Repeat the lines below exactly as they appear, but leave out the images.

'''

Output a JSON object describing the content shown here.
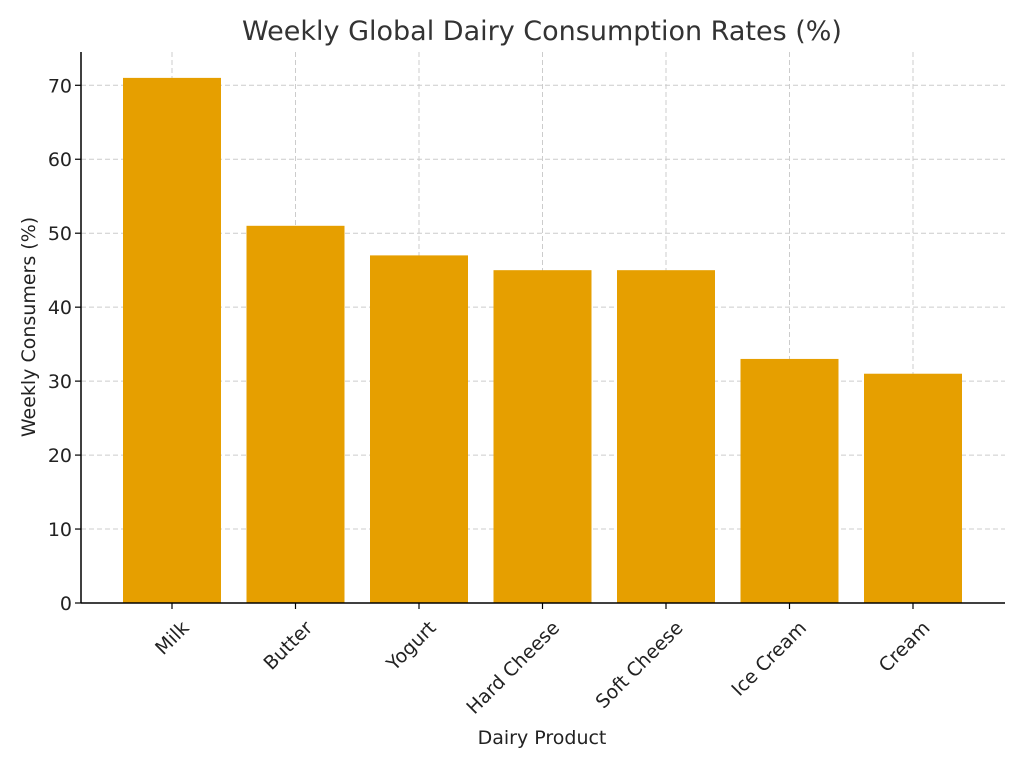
{
  "chart_data": {
    "type": "bar",
    "title": "Weekly Global Dairy Consumption Rates (%)",
    "xlabel": "Dairy Product",
    "ylabel": "Weekly Consumers (%)",
    "categories": [
      "Milk",
      "Butter",
      "Yogurt",
      "Hard Cheese",
      "Soft Cheese",
      "Ice Cream",
      "Cream"
    ],
    "values": [
      71,
      51,
      47,
      45,
      45,
      33,
      31
    ],
    "ylim": [
      0,
      74.5
    ],
    "yticks": [
      0,
      10,
      20,
      30,
      40,
      50,
      60,
      70
    ],
    "grid": true,
    "bar_color": "#E69F00"
  }
}
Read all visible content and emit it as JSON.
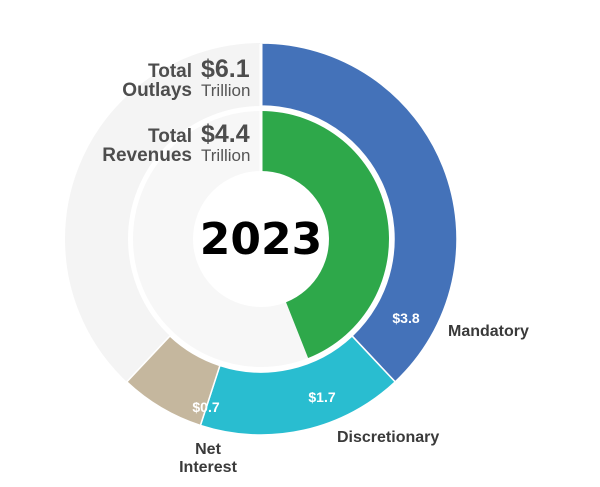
{
  "chart_data": {
    "type": "pie",
    "year_label": "2023",
    "colors": {
      "mandatory": "#4472b9",
      "discretionary": "#29bdd0",
      "net_interest": "#c5b79e",
      "revenues": "#2ea84a",
      "outlays_track": "#f4f4f4",
      "revenues_track": "#f7f7f7"
    },
    "outlays": {
      "label_lines": [
        "Total",
        "Outlays"
      ],
      "amount": "$6.1",
      "unit": "Trillion",
      "total": 6.1,
      "slices": [
        {
          "key": "mandatory",
          "name": "Mandatory",
          "value": 3.8,
          "value_label": "$3.8",
          "color": "#4472b9"
        },
        {
          "key": "discretionary",
          "name": "Discretionary",
          "value": 1.7,
          "value_label": "$1.7",
          "color": "#29bdd0"
        },
        {
          "key": "net_interest",
          "name_lines": [
            "Net",
            "Interest"
          ],
          "value": 0.7,
          "value_label": "$0.7",
          "color": "#c5b79e"
        }
      ]
    },
    "revenues": {
      "label_lines": [
        "Total",
        "Revenues"
      ],
      "amount": "$4.4",
      "unit": "Trillion",
      "value": 4.4,
      "color": "#2ea84a"
    }
  }
}
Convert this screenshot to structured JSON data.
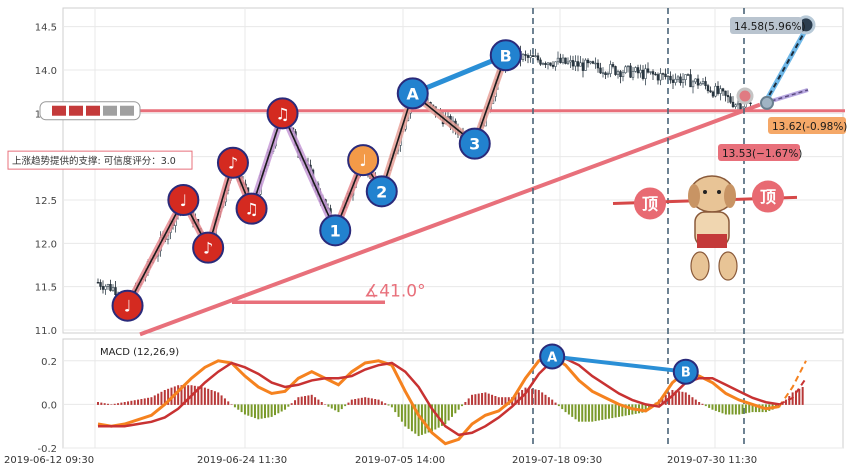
{
  "chart_data": [
    {
      "type": "candlestick",
      "ylim": [
        11.0,
        14.75
      ],
      "yticks": [
        "11.0",
        "11.5",
        "12.0",
        "12.5",
        "13.0",
        "13.5",
        "14.0",
        "14.5"
      ],
      "grid": true,
      "wave_points": [
        {
          "x": "2019-06-14 14:00",
          "y": 11.28,
          "label": "♩",
          "color": "#d42a20"
        },
        {
          "x": "2019-06-21 10:00",
          "y": 12.5,
          "label": "♩",
          "color": "#d42a20"
        },
        {
          "x": "2019-06-25 10:00",
          "y": 11.95,
          "label": "♪",
          "color": "#d42a20"
        },
        {
          "x": "2019-06-27 10:00",
          "y": 12.93,
          "label": "♪",
          "color": "#d42a20"
        },
        {
          "x": "2019-06-28 14:00",
          "y": 12.4,
          "label": "♫",
          "color": "#d42a20"
        },
        {
          "x": "2019-07-03 10:00",
          "y": 13.5,
          "label": "♫",
          "color": "#d42a20"
        },
        {
          "x": "2019-07-09 11:00",
          "y": 12.15,
          "label": "1",
          "color": "#2282cf"
        },
        {
          "x": "2019-07-11 14:00",
          "y": 12.96,
          "label": "♩",
          "color": "#f39a48"
        },
        {
          "x": "2019-07-15 10:00",
          "y": 12.6,
          "label": "2",
          "color": "#2282cf"
        },
        {
          "x": "2019-07-17 14:00",
          "y": 13.73,
          "label": "A",
          "color": "#2282cf"
        },
        {
          "x": "2019-07-24 14:00",
          "y": 13.15,
          "label": "3",
          "color": "#2282cf"
        },
        {
          "x": "2019-07-29 10:00",
          "y": 14.17,
          "label": "B",
          "color": "#2282cf"
        }
      ],
      "resistance_level": 13.53,
      "resistance_label": "上涨趋势提供的支撑: 可信度评分：3.0",
      "trendline_angle": "∡41.0°",
      "target_up_label": "14.58(5.96%)",
      "target_down_label": "13.62(-0.98%)",
      "target_support_label": "13.53(−1.67%)",
      "top_marker_label": "顶",
      "candles_description": "OHLC price bars from 2019-06-12 to 2019-08-01"
    },
    {
      "type": "line",
      "title": "MACD (12,26,9)",
      "ylim": [
        -0.2,
        0.3
      ],
      "yticks": [
        "-0.2",
        "0.0",
        "0.2"
      ],
      "x_ticks": [
        "2019-06-12 09:30",
        "2019-06-24 11:30",
        "2019-07-05 14:00",
        "2019-07-18 09:30",
        "2019-07-30 11:30"
      ],
      "series": [
        {
          "name": "DIF",
          "color": "#f5821f",
          "values": [
            -0.09,
            -0.1,
            -0.09,
            -0.07,
            -0.05,
            0.0,
            0.06,
            0.12,
            0.17,
            0.2,
            0.19,
            0.13,
            0.08,
            0.05,
            0.06,
            0.12,
            0.15,
            0.12,
            0.09,
            0.15,
            0.19,
            0.2,
            0.18,
            0.06,
            -0.05,
            -0.13,
            -0.18,
            -0.16,
            -0.09,
            -0.05,
            -0.03,
            0.02,
            0.12,
            0.2,
            0.22,
            0.18,
            0.11,
            0.06,
            0.03,
            0.0,
            -0.02,
            -0.03,
            0.01,
            0.1,
            0.15,
            0.13,
            0.1,
            0.05,
            0.02,
            0.0,
            -0.02,
            -0.01,
            0.08,
            0.2
          ]
        },
        {
          "name": "DEA",
          "color": "#c83232",
          "values": [
            -0.1,
            -0.1,
            -0.1,
            -0.09,
            -0.08,
            -0.06,
            -0.02,
            0.04,
            0.1,
            0.15,
            0.19,
            0.17,
            0.14,
            0.1,
            0.08,
            0.09,
            0.11,
            0.12,
            0.12,
            0.13,
            0.16,
            0.18,
            0.19,
            0.15,
            0.08,
            -0.02,
            -0.1,
            -0.14,
            -0.13,
            -0.1,
            -0.06,
            -0.01,
            0.05,
            0.14,
            0.2,
            0.21,
            0.18,
            0.13,
            0.09,
            0.05,
            0.02,
            0.0,
            -0.01,
            0.04,
            0.1,
            0.12,
            0.12,
            0.09,
            0.06,
            0.03,
            0.01,
            0.0,
            0.03,
            0.12
          ]
        }
      ],
      "peak_markers": [
        {
          "label": "A",
          "x_index": 34,
          "y": 0.22
        },
        {
          "label": "B",
          "x_index": 44,
          "y": 0.15
        }
      ]
    }
  ]
}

'''

Task solution -
Output a JSON object describing the content shown here.
{
  "chart_data": {
    "type": "bar",
    "title": "Weekly Global Dairy Consumption Rates (%)",
    "xlabel": "Dairy Product",
    "ylabel": "Weekly Consumers (%)",
    "categories": [
      "Milk",
      "Butter",
      "Yogurt",
      "Hard Cheese",
      "Soft Cheese",
      "Ice Cream",
      "Cream"
    ],
    "values": [
      71,
      51,
      47,
      45,
      45,
      33,
      31
    ],
    "ylim": [
      0,
      74.5
    ],
    "yticks": [
      0,
      10,
      20,
      30,
      40,
      50,
      60,
      70
    ],
    "grid": true,
    "bar_color": "#E69F00"
  }
}
Read all visible content and emit it as JSON.
{
  "chart_data": {
    "type": "pie",
    "year_label": "2023",
    "colors": {
      "mandatory": "#4472b9",
      "discretionary": "#29bdd0",
      "net_interest": "#c5b79e",
      "revenues": "#2ea84a",
      "outlays_track": "#f4f4f4",
      "revenues_track": "#f7f7f7"
    },
    "outlays": {
      "label_lines": [
        "Total",
        "Outlays"
      ],
      "amount": "$6.1",
      "unit": "Trillion",
      "total": 6.1,
      "slices": [
        {
          "key": "mandatory",
          "name": "Mandatory",
          "value": 3.8,
          "value_label": "$3.8",
          "color": "#4472b9"
        },
        {
          "key": "discretionary",
          "name": "Discretionary",
          "value": 1.7,
          "value_label": "$1.7",
          "color": "#29bdd0"
        },
        {
          "key": "net_interest",
          "name_lines": [
            "Net",
            "Interest"
          ],
          "value": 0.7,
          "value_label": "$0.7",
          "color": "#c5b79e"
        }
      ]
    },
    "revenues": {
      "label_lines": [
        "Total",
        "Revenues"
      ],
      "amount": "$4.4",
      "unit": "Trillion",
      "value": 4.4,
      "color": "#2ea84a"
    }
  }
}
Convert this screenshot to structured JSON data.
{
  "chart_data": [
    {
      "type": "candlestick",
      "ylim": [
        11.0,
        14.75
      ],
      "yticks": [
        "11.0",
        "11.5",
        "12.0",
        "12.5",
        "13.0",
        "13.5",
        "14.0",
        "14.5"
      ],
      "grid": true,
      "wave_points": [
        {
          "x": "2019-06-14 14:00",
          "y": 11.28,
          "label": "♩",
          "color": "#d42a20"
        },
        {
          "x": "2019-06-21 10:00",
          "y": 12.5,
          "label": "♩",
          "color": "#d42a20"
        },
        {
          "x": "2019-06-25 10:00",
          "y": 11.95,
          "label": "♪",
          "color": "#d42a20"
        },
        {
          "x": "2019-06-27 10:00",
          "y": 12.93,
          "label": "♪",
          "color": "#d42a20"
        },
        {
          "x": "2019-06-28 14:00",
          "y": 12.4,
          "label": "♫",
          "color": "#d42a20"
        },
        {
          "x": "2019-07-03 10:00",
          "y": 13.5,
          "label": "♫",
          "color": "#d42a20"
        },
        {
          "x": "2019-07-09 11:00",
          "y": 12.15,
          "label": "1",
          "color": "#2282cf"
        },
        {
          "x": "2019-07-11 14:00",
          "y": 12.96,
          "label": "♩",
          "color": "#f39a48"
        },
        {
          "x": "2019-07-15 10:00",
          "y": 12.6,
          "label": "2",
          "color": "#2282cf"
        },
        {
          "x": "2019-07-17 14:00",
          "y": 13.73,
          "label": "A",
          "color": "#2282cf"
        },
        {
          "x": "2019-07-24 14:00",
          "y": 13.15,
          "label": "3",
          "color": "#2282cf"
        },
        {
          "x": "2019-07-29 10:00",
          "y": 14.17,
          "label": "B",
          "color": "#2282cf"
        }
      ],
      "resistance_level": 13.53,
      "resistance_label": "上涨趋势提供的支撑: 可信度评分：3.0",
      "trendline_angle": "∡41.0°",
      "target_up_label": "14.58(5.96%)",
      "target_down_label": "13.62(-0.98%)",
      "target_support_label": "13.53(−1.67%)",
      "top_marker_label": "顶",
      "candles_description": "OHLC price bars from 2019-06-12 to 2019-08-01"
    },
    {
      "type": "line",
      "title": "MACD (12,26,9)",
      "ylim": [
        -0.2,
        0.3
      ],
      "yticks": [
        "-0.2",
        "0.0",
        "0.2"
      ],
      "x_ticks": [
        "2019-06-12 09:30",
        "2019-06-24 11:30",
        "2019-07-05 14:00",
        "2019-07-18 09:30",
        "2019-07-30 11:30"
      ],
      "series": [
        {
          "name": "DIF",
          "color": "#f5821f",
          "values": [
            -0.09,
            -0.1,
            -0.09,
            -0.07,
            -0.05,
            0.0,
            0.06,
            0.12,
            0.17,
            0.2,
            0.19,
            0.13,
            0.08,
            0.05,
            0.06,
            0.12,
            0.15,
            0.12,
            0.09,
            0.15,
            0.19,
            0.2,
            0.18,
            0.06,
            -0.05,
            -0.13,
            -0.18,
            -0.16,
            -0.09,
            -0.05,
            -0.03,
            0.02,
            0.12,
            0.2,
            0.22,
            0.18,
            0.11,
            0.06,
            0.03,
            0.0,
            -0.02,
            -0.03,
            0.01,
            0.1,
            0.15,
            0.13,
            0.1,
            0.05,
            0.02,
            0.0,
            -0.02,
            -0.01,
            0.08,
            0.2
          ]
        },
        {
          "name": "DEA",
          "color": "#c83232",
          "values": [
            -0.1,
            -0.1,
            -0.1,
            -0.09,
            -0.08,
            -0.06,
            -0.02,
            0.04,
            0.1,
            0.15,
            0.19,
            0.17,
            0.14,
            0.1,
            0.08,
            0.09,
            0.11,
            0.12,
            0.12,
            0.13,
            0.16,
            0.18,
            0.19,
            0.15,
            0.08,
            -0.02,
            -0.1,
            -0.14,
            -0.13,
            -0.1,
            -0.06,
            -0.01,
            0.05,
            0.14,
            0.2,
            0.21,
            0.18,
            0.13,
            0.09,
            0.05,
            0.02,
            0.0,
            -0.01,
            0.04,
            0.1,
            0.12,
            0.12,
            0.09,
            0.06,
            0.03,
            0.01,
            0.0,
            0.03,
            0.12
          ]
        }
      ],
      "peak_markers": [
        {
          "label": "A",
          "x_index": 34,
          "y": 0.22
        },
        {
          "label": "B",
          "x_index": 44,
          "y": 0.15
        }
      ]
    }
  ]
}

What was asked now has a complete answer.